▼

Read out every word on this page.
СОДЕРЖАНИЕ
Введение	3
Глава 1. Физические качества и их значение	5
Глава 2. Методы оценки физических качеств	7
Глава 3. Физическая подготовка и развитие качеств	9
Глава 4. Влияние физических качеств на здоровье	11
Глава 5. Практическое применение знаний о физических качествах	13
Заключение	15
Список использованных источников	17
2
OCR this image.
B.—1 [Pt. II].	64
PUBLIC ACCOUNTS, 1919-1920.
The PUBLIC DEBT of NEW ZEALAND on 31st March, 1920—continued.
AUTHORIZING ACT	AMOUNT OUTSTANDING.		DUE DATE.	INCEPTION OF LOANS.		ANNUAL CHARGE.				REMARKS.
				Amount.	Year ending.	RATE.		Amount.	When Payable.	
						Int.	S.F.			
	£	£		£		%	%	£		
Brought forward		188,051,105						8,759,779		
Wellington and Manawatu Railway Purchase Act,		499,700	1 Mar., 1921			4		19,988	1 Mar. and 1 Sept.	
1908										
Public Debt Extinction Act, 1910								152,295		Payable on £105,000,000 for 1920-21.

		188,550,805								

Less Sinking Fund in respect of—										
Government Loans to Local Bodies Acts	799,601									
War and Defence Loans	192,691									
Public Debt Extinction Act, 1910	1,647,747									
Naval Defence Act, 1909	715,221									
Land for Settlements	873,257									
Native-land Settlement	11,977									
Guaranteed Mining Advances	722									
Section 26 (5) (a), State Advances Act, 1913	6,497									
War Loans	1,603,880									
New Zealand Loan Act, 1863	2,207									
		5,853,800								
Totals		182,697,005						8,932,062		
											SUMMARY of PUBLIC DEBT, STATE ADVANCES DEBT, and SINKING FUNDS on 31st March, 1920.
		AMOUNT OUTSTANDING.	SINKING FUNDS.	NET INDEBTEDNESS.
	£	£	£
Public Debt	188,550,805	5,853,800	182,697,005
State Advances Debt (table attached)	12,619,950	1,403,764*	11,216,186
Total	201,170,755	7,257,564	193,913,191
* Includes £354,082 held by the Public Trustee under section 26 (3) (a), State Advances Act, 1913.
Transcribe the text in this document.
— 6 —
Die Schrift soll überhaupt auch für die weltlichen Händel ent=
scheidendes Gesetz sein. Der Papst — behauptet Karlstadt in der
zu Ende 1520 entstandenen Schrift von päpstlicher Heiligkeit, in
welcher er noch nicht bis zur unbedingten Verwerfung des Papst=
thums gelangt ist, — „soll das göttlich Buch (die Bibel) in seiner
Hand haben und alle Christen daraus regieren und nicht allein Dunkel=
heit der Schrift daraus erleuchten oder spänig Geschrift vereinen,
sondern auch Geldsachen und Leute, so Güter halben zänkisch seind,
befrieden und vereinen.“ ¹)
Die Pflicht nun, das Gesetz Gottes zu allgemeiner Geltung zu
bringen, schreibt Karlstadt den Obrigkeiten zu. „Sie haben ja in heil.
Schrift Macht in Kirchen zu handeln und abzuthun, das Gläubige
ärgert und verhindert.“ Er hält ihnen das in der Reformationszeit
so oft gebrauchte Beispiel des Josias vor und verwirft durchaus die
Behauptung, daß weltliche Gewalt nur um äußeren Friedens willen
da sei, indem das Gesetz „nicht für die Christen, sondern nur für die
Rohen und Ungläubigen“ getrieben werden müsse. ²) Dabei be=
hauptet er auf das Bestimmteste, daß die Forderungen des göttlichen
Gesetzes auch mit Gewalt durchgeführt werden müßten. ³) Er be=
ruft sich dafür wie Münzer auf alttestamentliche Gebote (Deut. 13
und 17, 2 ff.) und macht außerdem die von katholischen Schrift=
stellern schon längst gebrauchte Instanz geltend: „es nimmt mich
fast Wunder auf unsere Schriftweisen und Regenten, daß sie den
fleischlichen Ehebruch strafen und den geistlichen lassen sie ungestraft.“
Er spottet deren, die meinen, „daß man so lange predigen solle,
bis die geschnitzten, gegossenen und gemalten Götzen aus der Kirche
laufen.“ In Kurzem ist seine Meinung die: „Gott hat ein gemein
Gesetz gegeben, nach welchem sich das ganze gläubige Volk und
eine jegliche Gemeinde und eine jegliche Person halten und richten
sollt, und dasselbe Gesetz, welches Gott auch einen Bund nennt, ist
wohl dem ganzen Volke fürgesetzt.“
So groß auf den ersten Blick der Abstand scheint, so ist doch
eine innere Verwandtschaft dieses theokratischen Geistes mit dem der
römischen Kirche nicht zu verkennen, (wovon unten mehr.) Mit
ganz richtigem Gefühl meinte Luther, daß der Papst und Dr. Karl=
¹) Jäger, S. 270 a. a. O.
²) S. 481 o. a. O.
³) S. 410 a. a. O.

▲

### DIRECTION
Reproduce the material exactly, with every line intact.

### ANSWER TO THE PROBLEM
Read out every word on this page.
СОДЕРЖАНИЕ
Введение	3
Глава 1. Физические качества и их значение	5
Глава 2. Методы оценки физических качеств	7
Глава 3. Физическая подготовка и развитие качеств	9
Глава 4. Влияние физических качеств на здоровье	11
Глава 5. Практическое применение знаний о физических качествах	13
Заключение	15
Список использованных источников	17
2
OCR this image.
B.—1 [Pt. II].	64
PUBLIC ACCOUNTS, 1919-1920.
The PUBLIC DEBT of NEW ZEALAND on 31st March, 1920—continued.
AUTHORIZING ACT	AMOUNT OUTSTANDING.		DUE DATE.	INCEPTION OF LOANS.		ANNUAL CHARGE.				REMARKS.
				Amount.	Year ending.	RATE.		Amount.	When Payable.	
						Int.	S.F.			
	£	£		£		%	%	£		
Brought forward		188,051,105						8,759,779		
Wellington and Manawatu Railway Purchase Act,		499,700	1 Mar., 1921			4		19,988	1 Mar. and 1 Sept.	
1908										
Public Debt Extinction Act, 1910								152,295		Payable on £105,000,000 for 1920-21.

		188,550,805								

Less Sinking Fund in respect of—										
Government Loans to Local Bodies Acts	799,601									
War and Defence Loans	192,691									
Public Debt Extinction Act, 1910	1,647,747									
Naval Defence Act, 1909	715,221									
Land for Settlements	873,257									
Native-land Settlement	11,977									
Guaranteed Mining Advances	722									
Section 26 (5) (a), State Advances Act, 1913	6,497									
War Loans	1,603,880									
New Zealand Loan Act, 1863	2,207									
		5,853,800								
Totals		182,697,005						8,932,062		
											SUMMARY of PUBLIC DEBT, STATE ADVANCES DEBT, and SINKING FUNDS on 31st March, 1920.
		AMOUNT OUTSTANDING.	SINKING FUNDS.	NET INDEBTEDNESS.
	£	£	£
Public Debt	188,550,805	5,853,800	182,697,005
State Advances Debt (table attached)	12,619,950	1,403,764*	11,216,186
Total	201,170,755	7,257,564	193,913,191
* Includes £354,082 held by the Public Trustee under section 26 (3) (a), State Advances Act, 1913.
Transcribe the text in this document.
— 6 —
Die Schrift soll überhaupt auch für die weltlichen Händel ent=
scheidendes Gesetz sein. Der Papst — behauptet Karlstadt in der
zu Ende 1520 entstandenen Schrift von päpstlicher Heiligkeit, in
welcher er noch nicht bis zur unbedingten Verwerfung des Papst=
thums gelangt ist, — „soll das göttlich Buch (die Bibel) in seiner
Hand haben und alle Christen daraus regieren und nicht allein Dunkel=
heit der Schrift daraus erleuchten oder spänig Geschrift vereinen,
sondern auch Geldsachen und Leute, so Güter halben zänkisch seind,
befrieden und vereinen.“ ¹)
Die Pflicht nun, das Gesetz Gottes zu allgemeiner Geltung zu
bringen, schreibt Karlstadt den Obrigkeiten zu. „Sie haben ja in heil.
Schrift Macht in Kirchen zu handeln und abzuthun, das Gläubige
ärgert und verhindert.“ Er hält ihnen das in der Reformationszeit
so oft gebrauchte Beispiel des Josias vor und verwirft durchaus die
Behauptung, daß weltliche Gewalt nur um äußeren Friedens willen
da sei, indem das Gesetz „nicht für die Christen, sondern nur für die
Rohen und Ungläubigen“ getrieben werden müsse. ²) Dabei be=
hauptet er auf das Bestimmteste, daß die Forderungen des göttlichen
Gesetzes auch mit Gewalt durchgeführt werden müßten. ³) Er be=
ruft sich dafür wie Münzer auf alttestamentliche Gebote (Deut. 13
und 17, 2 ff.) und macht außerdem die von katholischen Schrift=
stellern schon längst gebrauchte Instanz geltend: „es nimmt mich
fast Wunder auf unsere Schriftweisen und Regenten, daß sie den
fleischlichen Ehebruch strafen und den geistlichen lassen sie ungestraft.“
Er spottet deren, die meinen, „daß man so lange predigen solle,
bis die geschnitzten, gegossenen und gemalten Götzen aus der Kirche
laufen.“ In Kurzem ist seine Meinung die: „Gott hat ein gemein
Gesetz gegeben, nach welchem sich das ganze gläubige Volk und
eine jegliche Gemeinde und eine jegliche Person halten und richten
sollt, und dasselbe Gesetz, welches Gott auch einen Bund nennt, ist
wohl dem ganzen Volke fürgesetzt.“
So groß auf den ersten Blick der Abstand scheint, so ist doch
eine innere Verwandtschaft dieses theokratischen Geistes mit dem der
römischen Kirche nicht zu verkennen, (wovon unten mehr.) Mit
ganz richtigem Gefühl meinte Luther, daß der Papst und Dr. Karl=
¹) Jäger, S. 270 a. a. O.
²) S. 481 o. a. O.
³) S. 410 a. a. O.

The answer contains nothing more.